▶ **Set problem**: Would you transcribe the listing that follows, character for character, and omit its images?

▶ **Data supplied**:
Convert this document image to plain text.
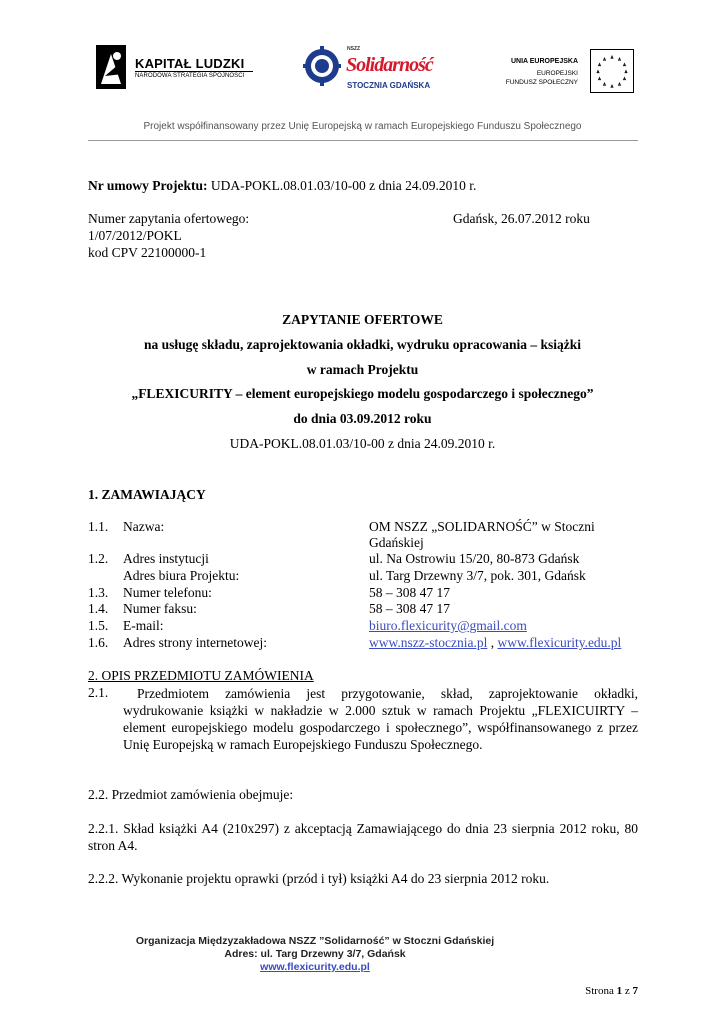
KAPITAŁ LUDZKI
NARODOWA STRATEGIA SPÓJNOŚCI
NSZZ
Solidarność
STOCZNIA GDAŃSKA
UNIA EUROPEJSKA
EUROPEJSKI
FUNDUSZ SPOŁECZNY
Projekt współfinansowany przez Unię Europejską w ramach Europejskiego Funduszu Społecznego
Nr umowy Projektu: UDA-POKL.08.01.03/10-00 z dnia 24.09.2010 r.
Numer zapytania ofertowego:	Gdańsk, 26.07.2012 roku
1/07/2012/POKL
kod CPV 22100000-1
ZAPYTANIE OFERTOWE
na usługę składu, zaprojektowania okładki, wydruku opracowania – książki
w ramach Projektu
„FLEXICURITY – element europejskiego modelu gospodarczego i społecznego”
do dnia 03.09.2012 roku
UDA-POKL.08.01.03/10-00 z dnia 24.09.2010 r.
1. ZAMAWIAJĄCY
1.1. Nazwa:	OM NSZZ „SOLIDARNOŚĆ” w Stoczni
Gdańskiej
1.2. Adres instytucji	ul. Na Ostrowiu 15/20, 80-873 Gdańsk
Adres biura Projektu:	ul. Targ Drzewny 3/7, pok. 301, Gdańsk
1.3. Numer telefonu:	58 – 308 47 17
1.4. Numer faksu:	58 – 308 47 17
1.5. E-mail:	biuro.flexicurity@gmail.com
1.6. Adres strony internetowej:	www.nszz-stocznia.pl , www.flexicurity.edu.pl
2. OPIS PRZEDMIOTU ZAMÓWIENIA
2.1.	Przedmiotem zamówienia jest przygotowanie, skład, zaprojektowanie okładki, wydrukowanie książki w nakładzie w 2.000 sztuk w ramach Projektu „FLEXICUIRTY – element europejskiego modelu gospodarczego i społecznego”, współfinansowanego z przez Unię Europejską w ramach Europejskiego Funduszu Społecznego.
2.2. Przedmiot zamówienia obejmuje:
2.2.1. Skład książki A4 (210x297) z akceptacją Zamawiającego do dnia 23 sierpnia 2012 roku, 80 stron A4.
2.2.2. Wykonanie projektu oprawki (przód i tył) książki A4 do 23 sierpnia 2012 roku.
Organizacja Międzyzakładowa NSZZ ”Solidarność” w Stoczni Gdańskiej
Adres: ul. Targ Drzewny 3/7, Gdańsk
www.flexicurity.edu.pl
Strona 1 z 7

▶ **Solution to the problem**:
Convert this document image to plain text.
KAPITAŁ LUDZKI
NARODOWA STRATEGIA SPÓJNOŚCI
NSZZ
Solidarność
STOCZNIA GDAŃSKA
UNIA EUROPEJSKA
EUROPEJSKI
FUNDUSZ SPOŁECZNY
Projekt współfinansowany przez Unię Europejską w ramach Europejskiego Funduszu Społecznego
Nr umowy Projektu: UDA-POKL.08.01.03/10-00 z dnia 24.09.2010 r.
Numer zapytania ofertowego:	Gdańsk, 26.07.2012 roku
1/07/2012/POKL
kod CPV 22100000-1
ZAPYTANIE OFERTOWE
na usługę składu, zaprojektowania okładki, wydruku opracowania – książki
w ramach Projektu
„FLEXICURITY – element europejskiego modelu gospodarczego i społecznego”
do dnia 03.09.2012 roku
UDA-POKL.08.01.03/10-00 z dnia 24.09.2010 r.
1. ZAMAWIAJĄCY
1.1. Nazwa:	OM NSZZ „SOLIDARNOŚĆ” w Stoczni
Gdańskiej
1.2. Adres instytucji	ul. Na Ostrowiu 15/20, 80-873 Gdańsk
Adres biura Projektu:	ul. Targ Drzewny 3/7, pok. 301, Gdańsk
1.3. Numer telefonu:	58 – 308 47 17
1.4. Numer faksu:	58 – 308 47 17
1.5. E-mail:	biuro.flexicurity@gmail.com
1.6. Adres strony internetowej:	www.nszz-stocznia.pl , www.flexicurity.edu.pl
2. OPIS PRZEDMIOTU ZAMÓWIENIA
2.1.	Przedmiotem zamówienia jest przygotowanie, skład, zaprojektowanie okładki, wydrukowanie książki w nakładzie w 2.000 sztuk w ramach Projektu „FLEXICUIRTY – element europejskiego modelu gospodarczego i społecznego”, współfinansowanego z przez Unię Europejską w ramach Europejskiego Funduszu Społecznego.
2.2. Przedmiot zamówienia obejmuje:
2.2.1. Skład książki A4 (210x297) z akceptacją Zamawiającego do dnia 23 sierpnia 2012 roku, 80 stron A4.
2.2.2. Wykonanie projektu oprawki (przód i tył) książki A4 do 23 sierpnia 2012 roku.
Organizacja Międzyzakładowa NSZZ ”Solidarność” w Stoczni Gdańskiej
Adres: ul. Targ Drzewny 3/7, Gdańsk
www.flexicurity.edu.pl
Strona 1 z 7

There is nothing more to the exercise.